**What the exercise asks**
Return the listing below in full, with every line exactly as it is.

Stored entries:
※

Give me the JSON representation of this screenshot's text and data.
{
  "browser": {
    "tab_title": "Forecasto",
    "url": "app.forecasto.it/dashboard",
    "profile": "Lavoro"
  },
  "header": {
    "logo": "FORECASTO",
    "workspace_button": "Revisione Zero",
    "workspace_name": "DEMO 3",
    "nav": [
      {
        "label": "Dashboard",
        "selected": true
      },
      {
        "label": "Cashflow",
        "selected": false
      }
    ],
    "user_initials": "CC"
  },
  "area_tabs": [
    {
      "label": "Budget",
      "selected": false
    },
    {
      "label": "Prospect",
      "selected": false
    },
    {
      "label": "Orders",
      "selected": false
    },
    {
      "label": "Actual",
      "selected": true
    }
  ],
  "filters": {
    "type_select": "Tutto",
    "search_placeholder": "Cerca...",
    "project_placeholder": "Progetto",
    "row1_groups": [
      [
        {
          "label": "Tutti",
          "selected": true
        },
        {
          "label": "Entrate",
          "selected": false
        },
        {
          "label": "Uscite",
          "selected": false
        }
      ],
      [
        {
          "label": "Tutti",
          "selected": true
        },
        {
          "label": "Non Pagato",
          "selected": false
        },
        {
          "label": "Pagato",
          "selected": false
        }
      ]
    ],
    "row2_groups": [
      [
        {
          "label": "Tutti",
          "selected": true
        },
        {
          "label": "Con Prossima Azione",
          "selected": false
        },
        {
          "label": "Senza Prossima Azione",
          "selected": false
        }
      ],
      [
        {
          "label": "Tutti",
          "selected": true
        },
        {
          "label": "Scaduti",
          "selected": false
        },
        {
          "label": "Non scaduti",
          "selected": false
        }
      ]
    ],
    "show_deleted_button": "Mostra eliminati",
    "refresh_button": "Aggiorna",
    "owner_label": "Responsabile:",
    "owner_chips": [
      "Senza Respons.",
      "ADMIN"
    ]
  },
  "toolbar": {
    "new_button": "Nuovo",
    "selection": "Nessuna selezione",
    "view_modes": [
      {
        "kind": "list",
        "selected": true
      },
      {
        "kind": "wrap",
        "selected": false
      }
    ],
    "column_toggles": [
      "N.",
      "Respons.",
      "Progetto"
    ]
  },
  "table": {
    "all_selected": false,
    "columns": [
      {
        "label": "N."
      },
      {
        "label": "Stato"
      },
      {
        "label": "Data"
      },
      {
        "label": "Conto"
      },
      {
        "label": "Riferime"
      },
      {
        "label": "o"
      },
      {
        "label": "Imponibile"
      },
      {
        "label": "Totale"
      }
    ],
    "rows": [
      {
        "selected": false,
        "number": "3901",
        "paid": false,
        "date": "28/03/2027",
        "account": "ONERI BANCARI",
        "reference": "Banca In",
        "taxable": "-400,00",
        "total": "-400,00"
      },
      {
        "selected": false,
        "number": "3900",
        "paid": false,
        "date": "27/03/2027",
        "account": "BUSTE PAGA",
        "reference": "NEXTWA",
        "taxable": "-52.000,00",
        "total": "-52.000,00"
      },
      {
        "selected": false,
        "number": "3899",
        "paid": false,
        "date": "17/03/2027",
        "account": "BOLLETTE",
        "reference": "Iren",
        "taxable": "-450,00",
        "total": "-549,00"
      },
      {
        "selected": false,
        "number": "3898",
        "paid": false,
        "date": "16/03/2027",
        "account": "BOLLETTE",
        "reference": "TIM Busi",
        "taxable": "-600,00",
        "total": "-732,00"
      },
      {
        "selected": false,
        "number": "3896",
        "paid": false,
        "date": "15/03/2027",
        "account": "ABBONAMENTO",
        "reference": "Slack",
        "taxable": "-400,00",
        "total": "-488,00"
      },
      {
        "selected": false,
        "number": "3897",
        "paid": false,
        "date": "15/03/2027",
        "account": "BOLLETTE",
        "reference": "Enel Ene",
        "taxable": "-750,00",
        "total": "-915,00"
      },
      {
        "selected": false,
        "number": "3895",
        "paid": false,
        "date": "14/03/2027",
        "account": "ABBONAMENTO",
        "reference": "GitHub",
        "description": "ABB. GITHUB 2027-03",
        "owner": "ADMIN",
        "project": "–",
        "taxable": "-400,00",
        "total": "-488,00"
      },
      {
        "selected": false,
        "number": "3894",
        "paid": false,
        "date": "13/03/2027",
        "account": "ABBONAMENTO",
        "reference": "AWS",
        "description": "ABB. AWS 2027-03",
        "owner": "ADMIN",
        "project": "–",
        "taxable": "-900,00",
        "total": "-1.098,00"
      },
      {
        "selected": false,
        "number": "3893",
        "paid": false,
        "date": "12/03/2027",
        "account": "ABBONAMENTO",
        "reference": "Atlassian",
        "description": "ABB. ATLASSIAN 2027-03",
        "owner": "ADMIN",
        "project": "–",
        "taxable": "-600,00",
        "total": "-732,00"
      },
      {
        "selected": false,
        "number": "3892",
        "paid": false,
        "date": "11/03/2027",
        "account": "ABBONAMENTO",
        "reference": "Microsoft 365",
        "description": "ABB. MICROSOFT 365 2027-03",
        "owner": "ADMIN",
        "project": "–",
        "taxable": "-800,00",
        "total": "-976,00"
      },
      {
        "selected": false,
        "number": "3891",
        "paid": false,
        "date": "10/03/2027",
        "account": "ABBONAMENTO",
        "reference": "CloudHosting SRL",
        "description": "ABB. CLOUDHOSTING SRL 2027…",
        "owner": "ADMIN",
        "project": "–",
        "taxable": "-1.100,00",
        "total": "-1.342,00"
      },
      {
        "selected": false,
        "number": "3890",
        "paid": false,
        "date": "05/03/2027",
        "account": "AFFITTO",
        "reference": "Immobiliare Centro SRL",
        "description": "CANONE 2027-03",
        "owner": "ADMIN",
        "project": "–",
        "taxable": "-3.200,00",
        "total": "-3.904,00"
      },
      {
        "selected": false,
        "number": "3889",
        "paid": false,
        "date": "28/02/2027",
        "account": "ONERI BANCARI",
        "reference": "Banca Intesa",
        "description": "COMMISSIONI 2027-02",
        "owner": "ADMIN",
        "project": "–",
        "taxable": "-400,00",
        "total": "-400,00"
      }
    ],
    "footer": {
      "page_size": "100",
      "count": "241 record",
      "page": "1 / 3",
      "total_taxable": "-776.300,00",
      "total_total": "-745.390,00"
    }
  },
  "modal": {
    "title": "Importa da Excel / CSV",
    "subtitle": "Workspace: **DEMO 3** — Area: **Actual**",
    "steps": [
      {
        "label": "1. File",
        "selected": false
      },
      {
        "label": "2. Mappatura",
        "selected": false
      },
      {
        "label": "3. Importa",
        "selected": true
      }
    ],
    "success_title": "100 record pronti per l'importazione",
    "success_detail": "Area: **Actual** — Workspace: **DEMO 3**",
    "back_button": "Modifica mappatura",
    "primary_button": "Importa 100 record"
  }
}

※

**Full output**
Give me the JSON representation of this screenshot's text and data.
{
  "browser": {
    "tab_title": "Forecasto",
    "url": "app.forecasto.it/dashboard",
    "profile": "Lavoro"
  },
  "header": {
    "logo": "FORECASTO",
    "workspace_button": "Revisione Zero",
    "workspace_name": "DEMO 3",
    "nav": [
      {
        "label": "Dashboard",
        "selected": true
      },
      {
        "label": "Cashflow",
        "selected": false
      }
    ],
    "user_initials": "CC"
  },
  "area_tabs": [
    {
      "label": "Budget",
      "selected": false
    },
    {
      "label": "Prospect",
      "selected": false
    },
    {
      "label": "Orders",
      "selected": false
    },
    {
      "label": "Actual",
      "selected": true
    }
  ],
  "filters": {
    "type_select": "Tutto",
    "search_placeholder": "Cerca...",
    "project_placeholder": "Progetto",
    "row1_groups": [
      [
        {
          "label": "Tutti",
          "selected": true
        },
        {
          "label": "Entrate",
          "selected": false
        },
        {
          "label": "Uscite",
          "selected": false
        }
      ],
      [
        {
          "label": "Tutti",
          "selected": true
        },
        {
          "label": "Non Pagato",
          "selected": false
        },
        {
          "label": "Pagato",
          "selected": false
        }
      ]
    ],
    "row2_groups": [
      [
        {
          "label": "Tutti",
          "selected": true
        },
        {
          "label": "Con Prossima Azione",
          "selected": false
        },
        {
          "label": "Senza Prossima Azione",
          "selected": false
        }
      ],
      [
        {
          "label": "Tutti",
          "selected": true
        },
        {
          "label": "Scaduti",
          "selected": false
        },
        {
          "label": "Non scaduti",
          "selected": false
        }
      ]
    ],
    "show_deleted_button": "Mostra eliminati",
    "refresh_button": "Aggiorna",
    "owner_label": "Responsabile:",
    "owner_chips": [
      "Senza Respons.",
      "ADMIN"
    ]
  },
  "toolbar": {
    "new_button": "Nuovo",
    "selection": "Nessuna selezione",
    "view_modes": [
      {
        "kind": "list",
        "selected": true
      },
      {
        "kind": "wrap",
        "selected": false
      }
    ],
    "column_toggles": [
      "N.",
      "Respons.",
      "Progetto"
    ]
  },
  "table": {
    "all_selected": false,
    "columns": [
      {
        "label": "N."
      },
      {
        "label": "Stato"
      },
      {
        "label": "Data"
      },
      {
        "label": "Conto"
      },
      {
        "label": "Riferime"
      },
      {
        "label": "o"
      },
      {
        "label": "Imponibile"
      },
      {
        "label": "Totale"
      }
    ],
    "rows": [
      {
        "selected": false,
        "number": "3901",
        "paid": false,
        "date": "28/03/2027",
        "account": "ONERI BANCARI",
        "reference": "Banca In",
        "taxable": "-400,00",
        "total": "-400,00"
      },
      {
        "selected": false,
        "number": "3900",
        "paid": false,
        "date": "27/03/2027",
        "account": "BUSTE PAGA",
        "reference": "NEXTWA",
        "taxable": "-52.000,00",
        "total": "-52.000,00"
      },
      {
        "selected": false,
        "number": "3899",
        "paid": false,
        "date": "17/03/2027",
        "account": "BOLLETTE",
        "reference": "Iren",
        "taxable": "-450,00",
        "total": "-549,00"
      },
      {
        "selected": false,
        "number": "3898",
        "paid": false,
        "date": "16/03/2027",
        "account": "BOLLETTE",
        "reference": "TIM Busi",
        "taxable": "-600,00",
        "total": "-732,00"
      },
      {
        "selected": false,
        "number": "3896",
        "paid": false,
        "date": "15/03/2027",
        "account": "ABBONAMENTO",
        "reference": "Slack",
        "taxable": "-400,00",
        "total": "-488,00"
      },
      {
        "selected": false,
        "number": "3897",
        "paid": false,
        "date": "15/03/2027",
        "account": "BOLLETTE",
        "reference": "Enel Ene",
        "taxable": "-750,00",
        "total": "-915,00"
      },
      {
        "selected": false,
        "number": "3895",
        "paid": false,
        "date": "14/03/2027",
        "account": "ABBONAMENTO",
        "reference": "GitHub",
        "description": "ABB. GITHUB 2027-03",
        "owner": "ADMIN",
        "project": "–",
        "taxable": "-400,00",
        "total": "-488,00"
      },
      {
        "selected": false,
        "number": "3894",
        "paid": false,
        "date": "13/03/2027",
        "account": "ABBONAMENTO",
        "reference": "AWS",
        "description": "ABB. AWS 2027-03",
        "owner": "ADMIN",
        "project": "–",
        "taxable": "-900,00",
        "total": "-1.098,00"
      },
      {
        "selected": false,
        "number": "3893",
        "paid": false,
        "date": "12/03/2027",
        "account": "ABBONAMENTO",
        "reference": "Atlassian",
        "description": "ABB. ATLASSIAN 2027-03",
        "owner": "ADMIN",
        "project": "–",
        "taxable": "-600,00",
        "total": "-732,00"
      },
      {
        "selected": false,
        "number": "3892",
        "paid": false,
        "date": "11/03/2027",
        "account": "ABBONAMENTO",
        "reference": "Microsoft 365",
        "description": "ABB. MICROSOFT 365 2027-03",
        "owner": "ADMIN",
        "project": "–",
        "taxable": "-800,00",
        "total": "-976,00"
      },
      {
        "selected": false,
        "number": "3891",
        "paid": false,
        "date": "10/03/2027",
        "account": "ABBONAMENTO",
        "reference": "CloudHosting SRL",
        "description": "ABB. CLOUDHOSTING SRL 2027…",
        "owner": "ADMIN",
        "project": "–",
        "taxable": "-1.100,00",
        "total": "-1.342,00"
      },
      {
        "selected": false,
        "number": "3890",
        "paid": false,
        "date": "05/03/2027",
        "account": "AFFITTO",
        "reference": "Immobiliare Centro SRL",
        "description": "CANONE 2027-03",
        "owner": "ADMIN",
        "project": "–",
        "taxable": "-3.200,00",
        "total": "-3.904,00"
      },
      {
        "selected": false,
        "number": "3889",
        "paid": false,
        "date": "28/02/2027",
        "account": "ONERI BANCARI",
        "reference": "Banca Intesa",
        "description": "COMMISSIONI 2027-02",
        "owner": "ADMIN",
        "project": "–",
        "taxable": "-400,00",
        "total": "-400,00"
      }
    ],
    "footer": {
      "page_size": "100",
      "count": "241 record",
      "page": "1 / 3",
      "total_taxable": "-776.300,00",
      "total_total": "-745.390,00"
    }
  },
  "modal": {
    "title": "Importa da Excel / CSV",
    "subtitle": "Workspace: **DEMO 3** — Area: **Actual**",
    "steps": [
      {
        "label": "1. File",
        "selected": false
      },
      {
        "label": "2. Mappatura",
        "selected": false
      },
      {
        "label": "3. Importa",
        "selected": true
      }
    ],
    "success_title": "100 record pronti per l'importazione",
    "success_detail": "Area: **Actual** — Workspace: **DEMO 3**",
    "back_button": "Modifica mappatura",
    "primary_button": "Importa 100 record"
  }
}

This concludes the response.